WHAT THE TASK ASKS. Gather each line of the records where "Latin" appears.

** start STORED ROWS **

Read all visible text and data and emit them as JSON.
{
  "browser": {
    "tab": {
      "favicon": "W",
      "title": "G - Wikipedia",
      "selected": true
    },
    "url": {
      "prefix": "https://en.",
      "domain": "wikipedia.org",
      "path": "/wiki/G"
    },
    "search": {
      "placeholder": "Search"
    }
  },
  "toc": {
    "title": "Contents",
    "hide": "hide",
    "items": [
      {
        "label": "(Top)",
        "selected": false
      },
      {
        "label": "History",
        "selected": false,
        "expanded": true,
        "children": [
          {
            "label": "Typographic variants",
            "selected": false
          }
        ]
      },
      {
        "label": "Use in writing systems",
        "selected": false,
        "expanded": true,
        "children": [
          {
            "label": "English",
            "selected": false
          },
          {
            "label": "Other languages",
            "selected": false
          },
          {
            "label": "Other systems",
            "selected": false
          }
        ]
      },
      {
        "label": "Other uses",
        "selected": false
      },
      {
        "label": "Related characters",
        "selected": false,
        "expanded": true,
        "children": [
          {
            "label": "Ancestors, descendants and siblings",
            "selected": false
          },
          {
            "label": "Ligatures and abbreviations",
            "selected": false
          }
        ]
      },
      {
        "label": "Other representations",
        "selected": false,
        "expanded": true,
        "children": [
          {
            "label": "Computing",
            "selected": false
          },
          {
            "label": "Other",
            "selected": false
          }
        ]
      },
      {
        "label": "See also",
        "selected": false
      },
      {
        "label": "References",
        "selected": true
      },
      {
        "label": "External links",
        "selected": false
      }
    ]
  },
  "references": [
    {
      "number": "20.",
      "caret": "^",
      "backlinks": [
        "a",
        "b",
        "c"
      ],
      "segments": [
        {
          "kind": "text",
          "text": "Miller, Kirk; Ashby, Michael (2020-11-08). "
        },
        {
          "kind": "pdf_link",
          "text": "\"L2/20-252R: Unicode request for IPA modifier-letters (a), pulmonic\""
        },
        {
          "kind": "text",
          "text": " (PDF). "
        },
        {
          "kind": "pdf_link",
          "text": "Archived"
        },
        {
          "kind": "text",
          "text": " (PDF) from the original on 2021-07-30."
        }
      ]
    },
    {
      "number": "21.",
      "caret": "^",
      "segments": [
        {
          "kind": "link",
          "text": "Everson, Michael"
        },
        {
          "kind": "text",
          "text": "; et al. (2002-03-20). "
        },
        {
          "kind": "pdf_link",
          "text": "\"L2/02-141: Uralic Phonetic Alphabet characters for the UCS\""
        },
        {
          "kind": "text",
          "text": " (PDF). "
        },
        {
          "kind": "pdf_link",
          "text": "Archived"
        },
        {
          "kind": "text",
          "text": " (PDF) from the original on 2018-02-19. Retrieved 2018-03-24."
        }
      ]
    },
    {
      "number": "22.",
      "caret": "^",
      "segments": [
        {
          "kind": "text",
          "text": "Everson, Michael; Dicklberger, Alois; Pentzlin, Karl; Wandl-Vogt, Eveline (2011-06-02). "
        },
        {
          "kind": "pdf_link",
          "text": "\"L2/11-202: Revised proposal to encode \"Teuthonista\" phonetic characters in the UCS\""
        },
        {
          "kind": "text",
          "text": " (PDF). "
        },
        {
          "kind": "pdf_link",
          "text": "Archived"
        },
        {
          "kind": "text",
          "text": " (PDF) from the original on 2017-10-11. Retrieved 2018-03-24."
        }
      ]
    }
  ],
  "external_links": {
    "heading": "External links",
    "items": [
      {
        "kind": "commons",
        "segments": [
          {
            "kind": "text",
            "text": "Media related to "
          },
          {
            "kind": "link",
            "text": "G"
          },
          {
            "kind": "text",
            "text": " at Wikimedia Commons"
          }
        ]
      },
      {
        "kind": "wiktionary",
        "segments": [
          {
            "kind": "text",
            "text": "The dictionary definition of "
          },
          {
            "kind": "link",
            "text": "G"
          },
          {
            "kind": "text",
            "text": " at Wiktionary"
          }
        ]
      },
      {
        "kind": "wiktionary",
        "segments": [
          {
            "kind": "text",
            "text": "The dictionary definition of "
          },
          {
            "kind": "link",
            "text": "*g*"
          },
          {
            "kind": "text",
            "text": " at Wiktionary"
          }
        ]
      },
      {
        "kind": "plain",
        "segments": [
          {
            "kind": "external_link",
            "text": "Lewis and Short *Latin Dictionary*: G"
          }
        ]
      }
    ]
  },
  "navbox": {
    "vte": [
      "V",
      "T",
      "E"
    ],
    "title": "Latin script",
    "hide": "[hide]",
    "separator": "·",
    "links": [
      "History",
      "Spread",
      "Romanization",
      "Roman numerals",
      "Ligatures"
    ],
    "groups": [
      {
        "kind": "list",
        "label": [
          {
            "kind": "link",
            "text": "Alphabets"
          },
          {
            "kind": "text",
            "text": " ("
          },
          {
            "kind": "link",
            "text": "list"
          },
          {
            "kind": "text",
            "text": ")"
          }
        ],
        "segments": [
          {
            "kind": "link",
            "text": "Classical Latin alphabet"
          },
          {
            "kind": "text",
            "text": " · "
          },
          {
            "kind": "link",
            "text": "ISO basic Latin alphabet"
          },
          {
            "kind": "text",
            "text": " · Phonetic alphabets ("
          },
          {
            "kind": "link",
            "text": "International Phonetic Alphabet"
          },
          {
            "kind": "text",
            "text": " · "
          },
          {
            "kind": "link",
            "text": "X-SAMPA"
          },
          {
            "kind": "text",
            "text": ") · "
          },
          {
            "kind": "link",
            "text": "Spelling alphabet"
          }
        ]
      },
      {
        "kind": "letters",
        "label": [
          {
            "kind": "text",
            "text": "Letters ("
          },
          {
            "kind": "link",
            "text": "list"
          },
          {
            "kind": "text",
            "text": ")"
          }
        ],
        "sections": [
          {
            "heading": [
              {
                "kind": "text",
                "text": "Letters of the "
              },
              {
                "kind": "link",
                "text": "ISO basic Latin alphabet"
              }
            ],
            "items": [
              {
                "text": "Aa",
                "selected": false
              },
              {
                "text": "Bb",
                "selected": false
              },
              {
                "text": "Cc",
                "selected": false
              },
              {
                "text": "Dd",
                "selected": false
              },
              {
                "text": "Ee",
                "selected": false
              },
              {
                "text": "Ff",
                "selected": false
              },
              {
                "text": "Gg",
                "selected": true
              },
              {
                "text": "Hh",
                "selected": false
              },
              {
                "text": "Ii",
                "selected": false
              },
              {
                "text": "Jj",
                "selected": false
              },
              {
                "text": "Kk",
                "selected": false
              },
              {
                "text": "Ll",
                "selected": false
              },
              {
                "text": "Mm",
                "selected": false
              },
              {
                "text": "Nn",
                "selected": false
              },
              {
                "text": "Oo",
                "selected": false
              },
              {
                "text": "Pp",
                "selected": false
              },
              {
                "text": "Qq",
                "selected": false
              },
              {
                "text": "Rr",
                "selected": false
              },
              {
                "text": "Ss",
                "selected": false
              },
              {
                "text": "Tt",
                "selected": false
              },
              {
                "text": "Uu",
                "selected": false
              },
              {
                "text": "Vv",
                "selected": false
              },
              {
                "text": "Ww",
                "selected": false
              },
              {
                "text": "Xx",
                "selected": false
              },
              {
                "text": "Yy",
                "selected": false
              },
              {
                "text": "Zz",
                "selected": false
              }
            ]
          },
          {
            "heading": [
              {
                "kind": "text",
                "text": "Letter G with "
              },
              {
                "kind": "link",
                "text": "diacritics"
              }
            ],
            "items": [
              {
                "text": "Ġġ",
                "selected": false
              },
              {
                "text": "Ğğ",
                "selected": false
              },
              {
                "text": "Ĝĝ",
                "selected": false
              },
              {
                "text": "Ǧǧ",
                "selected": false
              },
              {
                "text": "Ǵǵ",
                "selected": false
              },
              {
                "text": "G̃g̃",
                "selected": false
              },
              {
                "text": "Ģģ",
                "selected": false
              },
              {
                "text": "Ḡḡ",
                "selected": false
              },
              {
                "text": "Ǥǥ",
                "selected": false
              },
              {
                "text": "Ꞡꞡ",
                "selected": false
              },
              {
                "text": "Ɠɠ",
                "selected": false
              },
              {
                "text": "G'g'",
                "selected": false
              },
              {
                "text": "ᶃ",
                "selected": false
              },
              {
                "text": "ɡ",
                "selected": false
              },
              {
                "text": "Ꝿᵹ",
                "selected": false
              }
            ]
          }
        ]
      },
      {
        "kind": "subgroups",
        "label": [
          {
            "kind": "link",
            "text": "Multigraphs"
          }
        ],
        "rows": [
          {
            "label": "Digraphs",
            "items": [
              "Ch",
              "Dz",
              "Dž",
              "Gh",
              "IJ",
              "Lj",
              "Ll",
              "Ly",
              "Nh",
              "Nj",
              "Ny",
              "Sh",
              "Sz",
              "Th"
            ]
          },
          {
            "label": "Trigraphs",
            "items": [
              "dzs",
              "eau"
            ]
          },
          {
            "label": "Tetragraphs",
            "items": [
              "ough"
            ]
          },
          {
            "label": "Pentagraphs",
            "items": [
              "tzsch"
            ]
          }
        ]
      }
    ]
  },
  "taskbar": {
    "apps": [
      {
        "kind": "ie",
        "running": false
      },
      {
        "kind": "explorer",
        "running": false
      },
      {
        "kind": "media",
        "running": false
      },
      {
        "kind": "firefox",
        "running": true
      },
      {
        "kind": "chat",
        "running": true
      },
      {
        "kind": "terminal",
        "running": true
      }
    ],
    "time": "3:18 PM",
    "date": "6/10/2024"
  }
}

** end STORED ROWS **

TASK RESULT.
            "text": "Lewis and Short *Latin Dictionary*: G"
    "title": "Latin script",
            "text": "Classical Latin alphabet"
            "text": "ISO basic Latin alphabet"
                "text": "ISO basic Latin alphabet"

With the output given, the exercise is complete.